▶ **Requirements**: Return every entry exactly as written.
---
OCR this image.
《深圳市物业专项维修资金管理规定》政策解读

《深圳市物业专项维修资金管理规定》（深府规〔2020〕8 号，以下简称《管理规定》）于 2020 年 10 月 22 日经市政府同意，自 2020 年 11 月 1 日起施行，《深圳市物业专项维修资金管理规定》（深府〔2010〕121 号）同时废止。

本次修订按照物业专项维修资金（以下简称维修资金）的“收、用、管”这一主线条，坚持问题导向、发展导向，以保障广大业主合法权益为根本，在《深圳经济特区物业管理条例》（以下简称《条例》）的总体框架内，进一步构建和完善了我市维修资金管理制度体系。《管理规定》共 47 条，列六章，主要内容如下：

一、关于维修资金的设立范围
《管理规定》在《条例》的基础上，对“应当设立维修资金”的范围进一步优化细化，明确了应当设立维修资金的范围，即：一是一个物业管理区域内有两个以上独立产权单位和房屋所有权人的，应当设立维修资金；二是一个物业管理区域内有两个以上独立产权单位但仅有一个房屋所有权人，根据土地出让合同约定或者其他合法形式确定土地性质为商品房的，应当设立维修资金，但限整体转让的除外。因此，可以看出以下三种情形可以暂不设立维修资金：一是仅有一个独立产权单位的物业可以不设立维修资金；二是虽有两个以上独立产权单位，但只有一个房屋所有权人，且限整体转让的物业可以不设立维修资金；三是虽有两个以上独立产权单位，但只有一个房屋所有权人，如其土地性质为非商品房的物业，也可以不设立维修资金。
---
▶ **Written answer**:
OCR this image.
《深圳市物业专项维修资金管理规定》政策解读

《深圳市物业专项维修资金管理规定》（深府规〔2020〕8 号，以下简称《管理规定》）于 2020 年 10 月 22 日经市政府同意，自 2020 年 11 月 1 日起施行，《深圳市物业专项维修资金管理规定》（深府〔2010〕121 号）同时废止。

本次修订按照物业专项维修资金（以下简称维修资金）的“收、用、管”这一主线条，坚持问题导向、发展导向，以保障广大业主合法权益为根本，在《深圳经济特区物业管理条例》（以下简称《条例》）的总体框架内，进一步构建和完善了我市维修资金管理制度体系。《管理规定》共 47 条，列六章，主要内容如下：

一、关于维修资金的设立范围
《管理规定》在《条例》的基础上，对“应当设立维修资金”的范围进一步优化细化，明确了应当设立维修资金的范围，即：一是一个物业管理区域内有两个以上独立产权单位和房屋所有权人的，应当设立维修资金；二是一个物业管理区域内有两个以上独立产权单位但仅有一个房屋所有权人，根据土地出让合同约定或者其他合法形式确定土地性质为商品房的，应当设立维修资金，但限整体转让的除外。因此，可以看出以下三种情形可以暂不设立维修资金：一是仅有一个独立产权单位的物业可以不设立维修资金；二是虽有两个以上独立产权单位，但只有一个房屋所有权人，且限整体转让的物业可以不设立维修资金；三是虽有两个以上独立产权单位，但只有一个房屋所有权人，如其土地性质为非商品房的物业，也可以不设立维修资金。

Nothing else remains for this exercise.